Task description: Your task is to reproduce the material exactly.

[Items from a figure collection]
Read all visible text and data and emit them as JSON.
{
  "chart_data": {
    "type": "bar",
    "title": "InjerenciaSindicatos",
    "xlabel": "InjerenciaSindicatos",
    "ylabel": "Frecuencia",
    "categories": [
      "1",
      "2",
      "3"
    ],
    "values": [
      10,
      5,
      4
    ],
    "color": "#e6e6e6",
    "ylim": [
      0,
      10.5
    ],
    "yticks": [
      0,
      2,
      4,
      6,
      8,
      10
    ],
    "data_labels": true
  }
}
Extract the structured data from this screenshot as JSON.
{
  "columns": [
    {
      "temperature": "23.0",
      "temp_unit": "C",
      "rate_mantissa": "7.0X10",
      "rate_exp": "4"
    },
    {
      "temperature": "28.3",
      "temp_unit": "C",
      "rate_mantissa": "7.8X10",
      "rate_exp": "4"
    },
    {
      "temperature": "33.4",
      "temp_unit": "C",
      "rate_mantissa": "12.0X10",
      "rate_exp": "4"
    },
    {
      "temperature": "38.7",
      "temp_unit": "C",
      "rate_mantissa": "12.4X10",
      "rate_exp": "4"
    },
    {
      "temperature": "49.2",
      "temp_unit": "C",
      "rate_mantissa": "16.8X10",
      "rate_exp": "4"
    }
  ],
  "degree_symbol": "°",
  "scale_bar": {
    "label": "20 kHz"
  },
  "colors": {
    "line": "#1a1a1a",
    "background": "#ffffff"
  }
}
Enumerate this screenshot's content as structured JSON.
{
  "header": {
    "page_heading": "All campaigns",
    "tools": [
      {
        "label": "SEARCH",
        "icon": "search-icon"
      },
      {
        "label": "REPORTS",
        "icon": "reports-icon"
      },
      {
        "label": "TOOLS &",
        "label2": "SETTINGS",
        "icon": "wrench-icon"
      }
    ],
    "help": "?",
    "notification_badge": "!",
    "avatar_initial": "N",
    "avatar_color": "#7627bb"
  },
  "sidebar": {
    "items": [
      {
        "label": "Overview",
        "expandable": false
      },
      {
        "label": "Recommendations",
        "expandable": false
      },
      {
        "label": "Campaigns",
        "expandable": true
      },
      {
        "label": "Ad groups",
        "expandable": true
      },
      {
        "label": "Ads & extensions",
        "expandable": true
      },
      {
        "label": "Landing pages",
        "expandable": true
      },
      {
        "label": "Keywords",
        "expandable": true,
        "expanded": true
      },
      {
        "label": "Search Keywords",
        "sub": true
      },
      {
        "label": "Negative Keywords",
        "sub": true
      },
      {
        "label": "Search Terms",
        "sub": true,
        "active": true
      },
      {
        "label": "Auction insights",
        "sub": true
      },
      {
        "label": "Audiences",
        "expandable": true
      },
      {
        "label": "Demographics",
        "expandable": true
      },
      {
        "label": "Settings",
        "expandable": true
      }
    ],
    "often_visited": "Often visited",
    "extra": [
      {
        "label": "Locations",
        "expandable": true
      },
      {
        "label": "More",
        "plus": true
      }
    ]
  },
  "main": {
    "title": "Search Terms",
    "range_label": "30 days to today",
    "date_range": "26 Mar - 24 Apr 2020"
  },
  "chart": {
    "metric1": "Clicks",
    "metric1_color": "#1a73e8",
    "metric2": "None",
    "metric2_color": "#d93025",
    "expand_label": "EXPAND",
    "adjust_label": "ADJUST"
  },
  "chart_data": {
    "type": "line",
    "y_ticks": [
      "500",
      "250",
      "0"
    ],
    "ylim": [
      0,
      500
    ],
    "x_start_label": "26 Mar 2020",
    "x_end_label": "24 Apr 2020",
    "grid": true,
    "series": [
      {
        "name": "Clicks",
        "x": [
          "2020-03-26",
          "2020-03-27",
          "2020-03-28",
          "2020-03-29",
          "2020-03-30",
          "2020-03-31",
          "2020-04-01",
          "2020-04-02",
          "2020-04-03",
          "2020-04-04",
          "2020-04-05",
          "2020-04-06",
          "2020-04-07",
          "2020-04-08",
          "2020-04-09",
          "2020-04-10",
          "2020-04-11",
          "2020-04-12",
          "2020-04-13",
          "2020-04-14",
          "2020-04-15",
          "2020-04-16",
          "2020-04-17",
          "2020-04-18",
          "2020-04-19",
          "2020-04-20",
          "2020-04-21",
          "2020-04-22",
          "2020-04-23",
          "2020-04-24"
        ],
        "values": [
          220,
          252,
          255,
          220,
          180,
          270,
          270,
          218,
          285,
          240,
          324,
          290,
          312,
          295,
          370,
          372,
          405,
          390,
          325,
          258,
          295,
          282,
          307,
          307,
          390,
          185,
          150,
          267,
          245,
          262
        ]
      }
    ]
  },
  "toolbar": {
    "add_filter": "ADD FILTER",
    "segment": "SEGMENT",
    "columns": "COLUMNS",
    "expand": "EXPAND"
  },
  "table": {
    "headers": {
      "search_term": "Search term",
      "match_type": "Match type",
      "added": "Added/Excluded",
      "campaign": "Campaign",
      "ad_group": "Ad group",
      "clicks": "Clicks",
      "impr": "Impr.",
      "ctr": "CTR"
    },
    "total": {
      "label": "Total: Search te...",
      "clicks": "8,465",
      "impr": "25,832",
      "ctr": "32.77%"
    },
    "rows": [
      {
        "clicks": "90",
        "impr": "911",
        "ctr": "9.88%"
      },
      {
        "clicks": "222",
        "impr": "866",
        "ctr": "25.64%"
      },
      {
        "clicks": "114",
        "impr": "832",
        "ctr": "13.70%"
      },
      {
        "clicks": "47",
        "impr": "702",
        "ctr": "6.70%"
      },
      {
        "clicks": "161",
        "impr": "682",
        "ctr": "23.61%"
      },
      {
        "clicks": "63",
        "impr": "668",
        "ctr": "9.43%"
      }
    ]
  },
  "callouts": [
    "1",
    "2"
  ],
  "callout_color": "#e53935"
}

In response:
Read all visible text and data and emit them as JSON.
{
  "chart_data": {
    "type": "bar",
    "title": "InjerenciaSindicatos",
    "xlabel": "InjerenciaSindicatos",
    "ylabel": "Frecuencia",
    "categories": [
      "1",
      "2",
      "3"
    ],
    "values": [
      10,
      5,
      4
    ],
    "color": "#e6e6e6",
    "ylim": [
      0,
      10.5
    ],
    "yticks": [
      0,
      2,
      4,
      6,
      8,
      10
    ],
    "data_labels": true
  }
}
Extract the structured data from this screenshot as JSON.
{
  "columns": [
    {
      "temperature": "23.0",
      "temp_unit": "C",
      "rate_mantissa": "7.0X10",
      "rate_exp": "4"
    },
    {
      "temperature": "28.3",
      "temp_unit": "C",
      "rate_mantissa": "7.8X10",
      "rate_exp": "4"
    },
    {
      "temperature": "33.4",
      "temp_unit": "C",
      "rate_mantissa": "12.0X10",
      "rate_exp": "4"
    },
    {
      "temperature": "38.7",
      "temp_unit": "C",
      "rate_mantissa": "12.4X10",
      "rate_exp": "4"
    },
    {
      "temperature": "49.2",
      "temp_unit": "C",
      "rate_mantissa": "16.8X10",
      "rate_exp": "4"
    }
  ],
  "degree_symbol": "°",
  "scale_bar": {
    "label": "20 kHz"
  },
  "colors": {
    "line": "#1a1a1a",
    "background": "#ffffff"
  }
}
Enumerate this screenshot's content as structured JSON.
{
  "header": {
    "page_heading": "All campaigns",
    "tools": [
      {
        "label": "SEARCH",
        "icon": "search-icon"
      },
      {
        "label": "REPORTS",
        "icon": "reports-icon"
      },
      {
        "label": "TOOLS &",
        "label2": "SETTINGS",
        "icon": "wrench-icon"
      }
    ],
    "help": "?",
    "notification_badge": "!",
    "avatar_initial": "N",
    "avatar_color": "#7627bb"
  },
  "sidebar": {
    "items": [
      {
        "label": "Overview",
        "expandable": false
      },
      {
        "label": "Recommendations",
        "expandable": false
      },
      {
        "label": "Campaigns",
        "expandable": true
      },
      {
        "label": "Ad groups",
        "expandable": true
      },
      {
        "label": "Ads & extensions",
        "expandable": true
      },
      {
        "label": "Landing pages",
        "expandable": true
      },
      {
        "label": "Keywords",
        "expandable": true,
        "expanded": true
      },
      {
        "label": "Search Keywords",
        "sub": true
      },
      {
        "label": "Negative Keywords",
        "sub": true
      },
      {
        "label": "Search Terms",
        "sub": true,
        "active": true
      },
      {
        "label": "Auction insights",
        "sub": true
      },
      {
        "label": "Audiences",
        "expandable": true
      },
      {
        "label": "Demographics",
        "expandable": true
      },
      {
        "label": "Settings",
        "expandable": true
      }
    ],
    "often_visited": "Often visited",
    "extra": [
      {
        "label": "Locations",
        "expandable": true
      },
      {
        "label": "More",
        "plus": true
      }
    ]
  },
  "main": {
    "title": "Search Terms",
    "range_label": "30 days to today",
    "date_range": "26 Mar - 24 Apr 2020"
  },
  "chart": {
    "metric1": "Clicks",
    "metric1_color": "#1a73e8",
    "metric2": "None",
    "metric2_color": "#d93025",
    "expand_label": "EXPAND",
    "adjust_label": "ADJUST"
  },
  "chart_data": {
    "type": "line",
    "y_ticks": [
      "500",
      "250",
      "0"
    ],
    "ylim": [
      0,
      500
    ],
    "x_start_label": "26 Mar 2020",
    "x_end_label": "24 Apr 2020",
    "grid": true,
    "series": [
      {
        "name": "Clicks",
        "x": [
          "2020-03-26",
          "2020-03-27",
          "2020-03-28",
          "2020-03-29",
          "2020-03-30",
          "2020-03-31",
          "2020-04-01",
          "2020-04-02",
          "2020-04-03",
          "2020-04-04",
          "2020-04-05",
          "2020-04-06",
          "2020-04-07",
          "2020-04-08",
          "2020-04-09",
          "2020-04-10",
          "2020-04-11",
          "2020-04-12",
          "2020-04-13",
          "2020-04-14",
          "2020-04-15",
          "2020-04-16",
          "2020-04-17",
          "2020-04-18",
          "2020-04-19",
          "2020-04-20",
          "2020-04-21",
          "2020-04-22",
          "2020-04-23",
          "2020-04-24"
        ],
        "values": [
          220,
          252,
          255,
          220,
          180,
          270,
          270,
          218,
          285,
          240,
          324,
          290,
          312,
          295,
          370,
          372,
          405,
          390,
          325,
          258,
          295,
          282,
          307,
          307,
          390,
          185,
          150,
          267,
          245,
          262
        ]
      }
    ]
  },
  "toolbar": {
    "add_filter": "ADD FILTER",
    "segment": "SEGMENT",
    "columns": "COLUMNS",
    "expand": "EXPAND"
  },
  "table": {
    "headers": {
      "search_term": "Search term",
      "match_type": "Match type",
      "added": "Added/Excluded",
      "campaign": "Campaign",
      "ad_group": "Ad group",
      "clicks": "Clicks",
      "impr": "Impr.",
      "ctr": "CTR"
    },
    "total": {
      "label": "Total: Search te...",
      "clicks": "8,465",
      "impr": "25,832",
      "ctr": "32.77%"
    },
    "rows": [
      {
        "clicks": "90",
        "impr": "911",
        "ctr": "9.88%"
      },
      {
        "clicks": "222",
        "impr": "866",
        "ctr": "25.64%"
      },
      {
        "clicks": "114",
        "impr": "832",
        "ctr": "13.70%"
      },
      {
        "clicks": "47",
        "impr": "702",
        "ctr": "6.70%"
      },
      {
        "clicks": "161",
        "impr": "682",
        "ctr": "23.61%"
      },
      {
        "clicks": "63",
        "impr": "668",
        "ctr": "9.43%"
      }
    ]
  },
  "callouts": [
    "1",
    "2"
  ],
  "callout_color": "#e53935"
}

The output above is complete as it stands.